→ **TASK INSTRUCTIONS**
Output all lines exactly, with nothing added or dropped.

----------

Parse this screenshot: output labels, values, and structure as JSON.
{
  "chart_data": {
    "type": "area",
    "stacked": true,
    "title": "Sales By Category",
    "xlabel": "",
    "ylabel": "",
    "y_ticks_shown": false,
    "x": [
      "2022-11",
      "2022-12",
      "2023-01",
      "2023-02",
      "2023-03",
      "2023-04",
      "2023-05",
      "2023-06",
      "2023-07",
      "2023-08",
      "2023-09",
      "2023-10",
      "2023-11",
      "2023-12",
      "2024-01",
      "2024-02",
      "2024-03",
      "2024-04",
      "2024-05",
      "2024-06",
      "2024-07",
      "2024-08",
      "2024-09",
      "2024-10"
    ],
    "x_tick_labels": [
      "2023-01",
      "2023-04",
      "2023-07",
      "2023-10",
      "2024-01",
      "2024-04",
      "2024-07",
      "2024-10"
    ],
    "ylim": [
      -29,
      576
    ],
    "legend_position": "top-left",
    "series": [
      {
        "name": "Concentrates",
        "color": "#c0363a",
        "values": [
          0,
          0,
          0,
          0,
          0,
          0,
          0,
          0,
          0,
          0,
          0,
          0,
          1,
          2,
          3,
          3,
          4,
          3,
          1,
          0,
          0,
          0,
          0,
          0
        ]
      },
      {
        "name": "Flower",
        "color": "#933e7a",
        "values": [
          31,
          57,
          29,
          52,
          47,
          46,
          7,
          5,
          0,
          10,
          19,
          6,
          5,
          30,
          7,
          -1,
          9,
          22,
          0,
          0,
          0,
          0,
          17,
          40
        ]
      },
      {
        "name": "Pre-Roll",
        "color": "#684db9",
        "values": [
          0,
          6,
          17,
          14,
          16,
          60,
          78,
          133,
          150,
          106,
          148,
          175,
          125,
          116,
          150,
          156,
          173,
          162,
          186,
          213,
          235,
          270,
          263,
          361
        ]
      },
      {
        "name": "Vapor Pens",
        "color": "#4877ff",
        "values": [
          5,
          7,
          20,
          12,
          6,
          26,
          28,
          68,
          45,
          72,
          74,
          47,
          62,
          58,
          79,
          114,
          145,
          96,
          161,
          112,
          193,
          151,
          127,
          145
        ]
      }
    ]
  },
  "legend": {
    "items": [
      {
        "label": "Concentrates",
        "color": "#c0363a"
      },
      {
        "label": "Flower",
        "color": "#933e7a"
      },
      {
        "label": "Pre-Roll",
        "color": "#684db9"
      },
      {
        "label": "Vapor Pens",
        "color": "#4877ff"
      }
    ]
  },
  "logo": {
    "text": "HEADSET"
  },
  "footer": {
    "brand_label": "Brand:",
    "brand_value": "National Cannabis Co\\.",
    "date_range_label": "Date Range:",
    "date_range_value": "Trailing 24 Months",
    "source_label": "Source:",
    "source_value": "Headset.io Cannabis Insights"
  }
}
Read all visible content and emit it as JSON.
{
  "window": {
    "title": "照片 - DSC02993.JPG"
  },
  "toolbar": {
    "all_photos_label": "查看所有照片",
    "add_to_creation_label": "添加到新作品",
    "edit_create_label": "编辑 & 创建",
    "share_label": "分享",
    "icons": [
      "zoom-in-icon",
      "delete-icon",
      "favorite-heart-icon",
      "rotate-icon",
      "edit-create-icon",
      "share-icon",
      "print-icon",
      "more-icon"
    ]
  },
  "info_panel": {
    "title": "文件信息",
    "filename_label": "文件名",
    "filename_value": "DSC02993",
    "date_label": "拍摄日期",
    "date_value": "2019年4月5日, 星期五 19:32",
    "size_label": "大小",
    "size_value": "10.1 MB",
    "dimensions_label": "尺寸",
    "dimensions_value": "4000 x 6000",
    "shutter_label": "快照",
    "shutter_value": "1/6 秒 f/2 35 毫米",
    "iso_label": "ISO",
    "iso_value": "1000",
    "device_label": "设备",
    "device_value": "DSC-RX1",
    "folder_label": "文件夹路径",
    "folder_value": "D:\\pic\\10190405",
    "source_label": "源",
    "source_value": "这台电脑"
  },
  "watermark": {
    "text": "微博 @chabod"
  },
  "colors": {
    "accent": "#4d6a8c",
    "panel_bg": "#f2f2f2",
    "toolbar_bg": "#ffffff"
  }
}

----------

→ **EXPECTED ANSWER**
Parse this screenshot: output labels, values, and structure as JSON.
{
  "chart_data": {
    "type": "area",
    "stacked": true,
    "title": "Sales By Category",
    "xlabel": "",
    "ylabel": "",
    "y_ticks_shown": false,
    "x": [
      "2022-11",
      "2022-12",
      "2023-01",
      "2023-02",
      "2023-03",
      "2023-04",
      "2023-05",
      "2023-06",
      "2023-07",
      "2023-08",
      "2023-09",
      "2023-10",
      "2023-11",
      "2023-12",
      "2024-01",
      "2024-02",
      "2024-03",
      "2024-04",
      "2024-05",
      "2024-06",
      "2024-07",
      "2024-08",
      "2024-09",
      "2024-10"
    ],
    "x_tick_labels": [
      "2023-01",
      "2023-04",
      "2023-07",
      "2023-10",
      "2024-01",
      "2024-04",
      "2024-07",
      "2024-10"
    ],
    "ylim": [
      -29,
      576
    ],
    "legend_position": "top-left",
    "series": [
      {
        "name": "Concentrates",
        "color": "#c0363a",
        "values": [
          0,
          0,
          0,
          0,
          0,
          0,
          0,
          0,
          0,
          0,
          0,
          0,
          1,
          2,
          3,
          3,
          4,
          3,
          1,
          0,
          0,
          0,
          0,
          0
        ]
      },
      {
        "name": "Flower",
        "color": "#933e7a",
        "values": [
          31,
          57,
          29,
          52,
          47,
          46,
          7,
          5,
          0,
          10,
          19,
          6,
          5,
          30,
          7,
          -1,
          9,
          22,
          0,
          0,
          0,
          0,
          17,
          40
        ]
      },
      {
        "name": "Pre-Roll",
        "color": "#684db9",
        "values": [
          0,
          6,
          17,
          14,
          16,
          60,
          78,
          133,
          150,
          106,
          148,
          175,
          125,
          116,
          150,
          156,
          173,
          162,
          186,
          213,
          235,
          270,
          263,
          361
        ]
      },
      {
        "name": "Vapor Pens",
        "color": "#4877ff",
        "values": [
          5,
          7,
          20,
          12,
          6,
          26,
          28,
          68,
          45,
          72,
          74,
          47,
          62,
          58,
          79,
          114,
          145,
          96,
          161,
          112,
          193,
          151,
          127,
          145
        ]
      }
    ]
  },
  "legend": {
    "items": [
      {
        "label": "Concentrates",
        "color": "#c0363a"
      },
      {
        "label": "Flower",
        "color": "#933e7a"
      },
      {
        "label": "Pre-Roll",
        "color": "#684db9"
      },
      {
        "label": "Vapor Pens",
        "color": "#4877ff"
      }
    ]
  },
  "logo": {
    "text": "HEADSET"
  },
  "footer": {
    "brand_label": "Brand:",
    "brand_value": "National Cannabis Co\\.",
    "date_range_label": "Date Range:",
    "date_range_value": "Trailing 24 Months",
    "source_label": "Source:",
    "source_value": "Headset.io Cannabis Insights"
  }
}
Read all visible content and emit it as JSON.
{
  "window": {
    "title": "照片 - DSC02993.JPG"
  },
  "toolbar": {
    "all_photos_label": "查看所有照片",
    "add_to_creation_label": "添加到新作品",
    "edit_create_label": "编辑 & 创建",
    "share_label": "分享",
    "icons": [
      "zoom-in-icon",
      "delete-icon",
      "favorite-heart-icon",
      "rotate-icon",
      "edit-create-icon",
      "share-icon",
      "print-icon",
      "more-icon"
    ]
  },
  "info_panel": {
    "title": "文件信息",
    "filename_label": "文件名",
    "filename_value": "DSC02993",
    "date_label": "拍摄日期",
    "date_value": "2019年4月5日, 星期五 19:32",
    "size_label": "大小",
    "size_value": "10.1 MB",
    "dimensions_label": "尺寸",
    "dimensions_value": "4000 x 6000",
    "shutter_label": "快照",
    "shutter_value": "1/6 秒 f/2 35 毫米",
    "iso_label": "ISO",
    "iso_value": "1000",
    "device_label": "设备",
    "device_value": "DSC-RX1",
    "folder_label": "文件夹路径",
    "folder_value": "D:\\pic\\10190405",
    "source_label": "源",
    "source_value": "这台电脑"
  },
  "watermark": {
    "text": "微博 @chabod"
  },
  "colors": {
    "accent": "#4d6a8c",
    "panel_bg": "#f2f2f2",
    "toolbar_bg": "#ffffff"
  }
}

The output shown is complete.